— Begin —
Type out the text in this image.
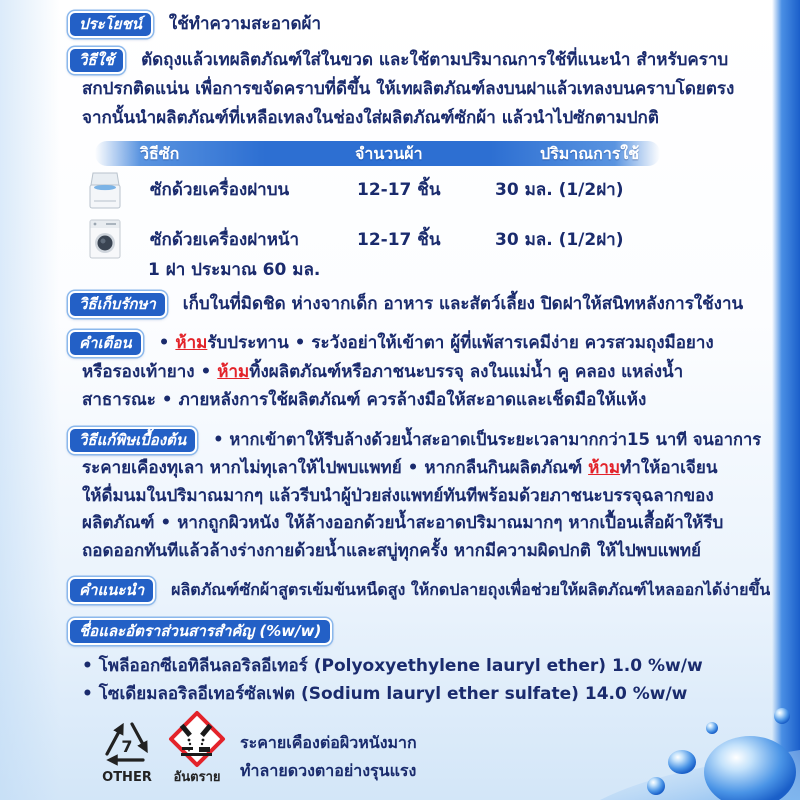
ประโยชน์	ใช้ทำความสะอาดผ้า
วิธีใช้	ตัดถุงแล้วเทผลิตภัณฑ์ใส่ในขวด และใช้ตามปริมาณการใช้ที่แนะนำ สำหรับคราบ
สกปรกติดแน่น เพื่อการขจัดคราบที่ดีขึ้น ให้เทผลิตภัณฑ์ลงบนฝาแล้วเทลงบนคราบโดยตรง
จากนั้นนำผลิตภัณฑ์ที่เหลือเทลงในช่องใส่ผลิตภัณฑ์ซักผ้า แล้วนำไปซักตามปกติ
วิธีซัก	จำนวนผ้า	ปริมาณการใช้
ซักด้วยเครื่องฝาบน	12-17 ชิ้น	30 มล. (1/2ฝา)
ซักด้วยเครื่องฝาหน้า	12-17 ชิ้น	30 มล. (1/2ฝา)
1 ฝา ประมาณ 60 มล.
วิธีเก็บรักษา	เก็บในที่มิดชิด ห่างจากเด็ก อาหาร และสัตว์เลี้ยง ปิดฝาให้สนิทหลังการใช้งาน
คำเตือน	• ห้ามรับประทาน • ระวังอย่าให้เข้าตา ผู้ที่แพ้สารเคมีง่าย ควรสวมถุงมือยาง
หรือรองเท้ายาง • ห้ามทิ้งผลิตภัณฑ์หรือภาชนะบรรจุ ลงในแม่น้ำ คู คลอง แหล่งน้ำ
สาธารณะ • ภายหลังการใช้ผลิตภัณฑ์ ควรล้างมือให้สะอาดและเช็ดมือให้แห้ง
วิธีแก้พิษเบื้องต้น	• หากเข้าตาให้รีบล้างด้วยน้ำสะอาดเป็นระยะเวลามากกว่า15 นาที จนอาการ
ระคายเคืองทุเลา หากไม่ทุเลาให้ไปพบแพทย์ • หากกลืนกินผลิตภัณฑ์ ห้ามทำให้อาเจียน
ให้ดื่มนมในปริมาณมากๆ แล้วรีบนำผู้ป่วยส่งแพทย์ทันทีพร้อมด้วยภาชนะบรรจุฉลากของ
ผลิตภัณฑ์ • หากถูกผิวหนัง ให้ล้างออกด้วยน้ำสะอาดปริมาณมากๆ หากเปื้อนเสื้อผ้าให้รีบ
ถอดออกทันทีแล้วล้างร่างกายด้วยน้ำและสบู่ทุกครั้ง หากมีความผิดปกติ ให้ไปพบแพทย์
คำแนะนำ	ผลิตภัณฑ์ซักผ้าสูตรเข้มข้นหนืดสูง ให้กดปลายถุงเพื่อช่วยให้ผลิตภัณฑ์ไหลออกได้ง่ายขึ้น
ชื่อและอัตราส่วนสารสำคัญ (%w/w)
• โพลีออกซีเอทิลีนลอริลอีเทอร์ (Polyoxyethylene lauryl ether) 1.0 %w/w
• โซเดียมลอริลอีเทอร์ซัลเฟต (Sodium lauryl ether sulfate) 14.0 %w/w
7
OTHER	อันตราย
ระคายเคืองต่อผิวหนังมาก
ทำลายดวงตาอย่างรุนแรง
— End —
[Exercise]
Every line above should be returned word for word, with the pictures left behind.

[Solution]
Type out the text in this image.
ประโยชน์	ใช้ทำความสะอาดผ้า
วิธีใช้	ตัดถุงแล้วเทผลิตภัณฑ์ใส่ในขวด และใช้ตามปริมาณการใช้ที่แนะนำ สำหรับคราบ
สกปรกติดแน่น เพื่อการขจัดคราบที่ดีขึ้น ให้เทผลิตภัณฑ์ลงบนฝาแล้วเทลงบนคราบโดยตรง
จากนั้นนำผลิตภัณฑ์ที่เหลือเทลงในช่องใส่ผลิตภัณฑ์ซักผ้า แล้วนำไปซักตามปกติ
วิธีซัก	จำนวนผ้า	ปริมาณการใช้
ซักด้วยเครื่องฝาบน	12-17 ชิ้น	30 มล. (1/2ฝา)
ซักด้วยเครื่องฝาหน้า	12-17 ชิ้น	30 มล. (1/2ฝา)
1 ฝา ประมาณ 60 มล.
วิธีเก็บรักษา	เก็บในที่มิดชิด ห่างจากเด็ก อาหาร และสัตว์เลี้ยง ปิดฝาให้สนิทหลังการใช้งาน
คำเตือน	• ห้ามรับประทาน • ระวังอย่าให้เข้าตา ผู้ที่แพ้สารเคมีง่าย ควรสวมถุงมือยาง
หรือรองเท้ายาง • ห้ามทิ้งผลิตภัณฑ์หรือภาชนะบรรจุ ลงในแม่น้ำ คู คลอง แหล่งน้ำ
สาธารณะ • ภายหลังการใช้ผลิตภัณฑ์ ควรล้างมือให้สะอาดและเช็ดมือให้แห้ง
วิธีแก้พิษเบื้องต้น	• หากเข้าตาให้รีบล้างด้วยน้ำสะอาดเป็นระยะเวลามากกว่า15 นาที จนอาการ
ระคายเคืองทุเลา หากไม่ทุเลาให้ไปพบแพทย์ • หากกลืนกินผลิตภัณฑ์ ห้ามทำให้อาเจียน
ให้ดื่มนมในปริมาณมากๆ แล้วรีบนำผู้ป่วยส่งแพทย์ทันทีพร้อมด้วยภาชนะบรรจุฉลากของ
ผลิตภัณฑ์ • หากถูกผิวหนัง ให้ล้างออกด้วยน้ำสะอาดปริมาณมากๆ หากเปื้อนเสื้อผ้าให้รีบ
ถอดออกทันทีแล้วล้างร่างกายด้วยน้ำและสบู่ทุกครั้ง หากมีความผิดปกติ ให้ไปพบแพทย์
คำแนะนำ	ผลิตภัณฑ์ซักผ้าสูตรเข้มข้นหนืดสูง ให้กดปลายถุงเพื่อช่วยให้ผลิตภัณฑ์ไหลออกได้ง่ายขึ้น
ชื่อและอัตราส่วนสารสำคัญ (%w/w)
• โพลีออกซีเอทิลีนลอริลอีเทอร์ (Polyoxyethylene lauryl ether) 1.0 %w/w
• โซเดียมลอริลอีเทอร์ซัลเฟต (Sodium lauryl ether sulfate) 14.0 %w/w
7
OTHER	อันตราย
ระคายเคืองต่อผิวหนังมาก
ทำลายดวงตาอย่างรุนแรง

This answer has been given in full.